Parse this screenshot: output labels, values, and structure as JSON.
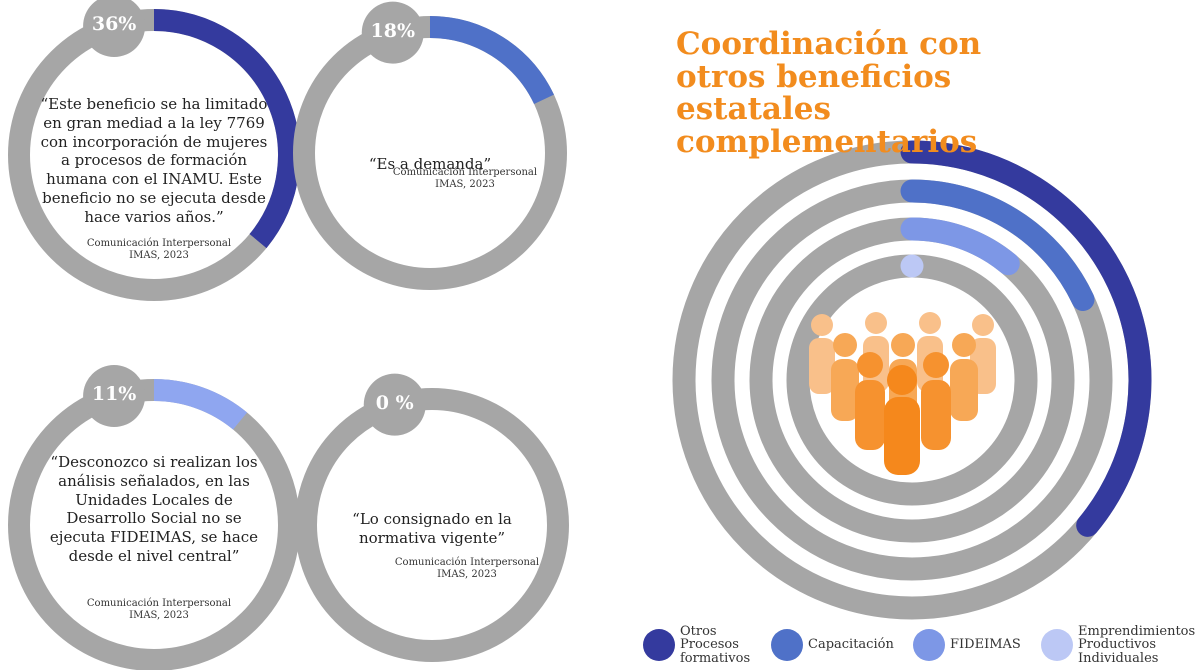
{
  "chart_data": [
    {
      "type": "gauge",
      "values": [
        36
      ],
      "value_labels": [
        "36%"
      ],
      "color": "#343a9e",
      "ylim": [
        0,
        100
      ],
      "annotations": [
        "“Este beneficio se ha limitado en gran mediad a la ley 7769 con incorporación de mujeres a procesos de formación humana con el INAMU. Este beneficio no se ejecuta desde hace varios años.”",
        "Comunicación Interpersonal IMAS, 2023"
      ]
    },
    {
      "type": "gauge",
      "values": [
        18
      ],
      "value_labels": [
        "18%"
      ],
      "color": "#4f71c8",
      "ylim": [
        0,
        100
      ],
      "annotations": [
        "“Es a demanda”",
        "Comunicación Interpersonal IMAS, 2023"
      ]
    },
    {
      "type": "gauge",
      "values": [
        11
      ],
      "value_labels": [
        "11%"
      ],
      "color": "#8fa6f0",
      "ylim": [
        0,
        100
      ],
      "annotations": [
        "“Desconozco si realizan los análisis señalados, en las Unidades Locales de Desarrollo Social no se ejecuta FIDEIMAS, se hace desde el nivel central”",
        "Comunicación Interpersonal IMAS, 2023"
      ]
    },
    {
      "type": "gauge",
      "values": [
        0
      ],
      "value_labels": [
        "0 %"
      ],
      "color": "#8fa6f0",
      "ylim": [
        0,
        100
      ],
      "annotations": [
        "“Lo consignado en la normativa vigente”",
        "Comunicación Interpersonal IMAS, 2023"
      ]
    },
    {
      "type": "radial_bar",
      "title": "Coordinación con otros beneficios estatales complementarios",
      "ylim": [
        0,
        100
      ],
      "series": [
        {
          "name": "Otros Procesos formativos",
          "color": "#343a9e",
          "values": [
            36
          ]
        },
        {
          "name": "Capacitación",
          "color": "#4f71c8",
          "values": [
            18
          ]
        },
        {
          "name": "FIDEIMAS",
          "color": "#7d97e6",
          "values": [
            11
          ]
        },
        {
          "name": "Emprendimientos Productivos Individuales",
          "color": "#bcc8f5",
          "values": [
            0
          ]
        }
      ]
    }
  ]
}
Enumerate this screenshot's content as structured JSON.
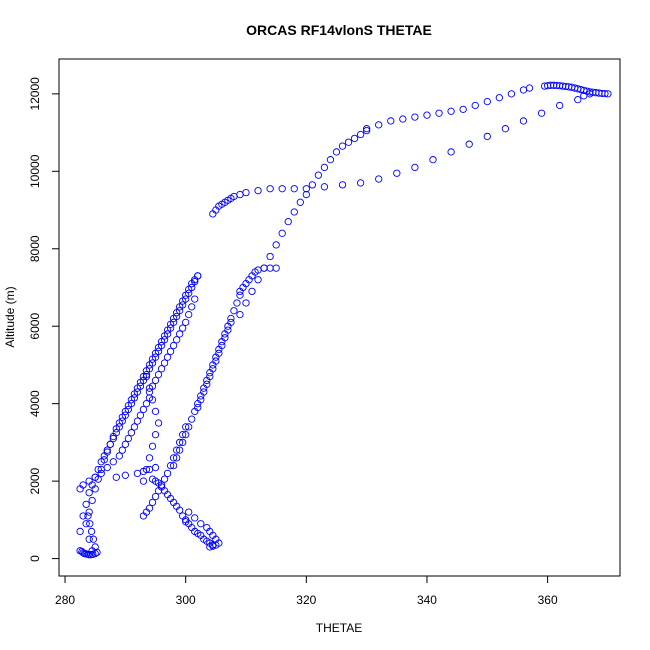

__Exercise__
Repeat the preceding records precisely, and leave every picture out of the copy.

__Response__
Parse this screenshot: output labels, values, and structure as JSON.
{
  "chart_data": [
    {
      "type": "gauge",
      "values": [
        36
      ],
      "value_labels": [
        "36%"
      ],
      "color": "#343a9e",
      "ylim": [
        0,
        100
      ],
      "annotations": [
        "“Este beneficio se ha limitado en gran mediad a la ley 7769 con incorporación de mujeres a procesos de formación humana con el INAMU. Este beneficio no se ejecuta desde hace varios años.”",
        "Comunicación Interpersonal IMAS, 2023"
      ]
    },
    {
      "type": "gauge",
      "values": [
        18
      ],
      "value_labels": [
        "18%"
      ],
      "color": "#4f71c8",
      "ylim": [
        0,
        100
      ],
      "annotations": [
        "“Es a demanda”",
        "Comunicación Interpersonal IMAS, 2023"
      ]
    },
    {
      "type": "gauge",
      "values": [
        11
      ],
      "value_labels": [
        "11%"
      ],
      "color": "#8fa6f0",
      "ylim": [
        0,
        100
      ],
      "annotations": [
        "“Desconozco si realizan los análisis señalados, en las Unidades Locales de Desarrollo Social no se ejecuta FIDEIMAS, se hace desde el nivel central”",
        "Comunicación Interpersonal IMAS, 2023"
      ]
    },
    {
      "type": "gauge",
      "values": [
        0
      ],
      "value_labels": [
        "0 %"
      ],
      "color": "#8fa6f0",
      "ylim": [
        0,
        100
      ],
      "annotations": [
        "“Lo consignado en la normativa vigente”",
        "Comunicación Interpersonal IMAS, 2023"
      ]
    },
    {
      "type": "radial_bar",
      "title": "Coordinación con otros beneficios estatales complementarios",
      "ylim": [
        0,
        100
      ],
      "series": [
        {
          "name": "Otros Procesos formativos",
          "color": "#343a9e",
          "values": [
            36
          ]
        },
        {
          "name": "Capacitación",
          "color": "#4f71c8",
          "values": [
            18
          ]
        },
        {
          "name": "FIDEIMAS",
          "color": "#7d97e6",
          "values": [
            11
          ]
        },
        {
          "name": "Emprendimientos Productivos Individuales",
          "color": "#bcc8f5",
          "values": [
            0
          ]
        }
      ]
    }
  ]
}
Enumerate this screenshot's content as structured JSON.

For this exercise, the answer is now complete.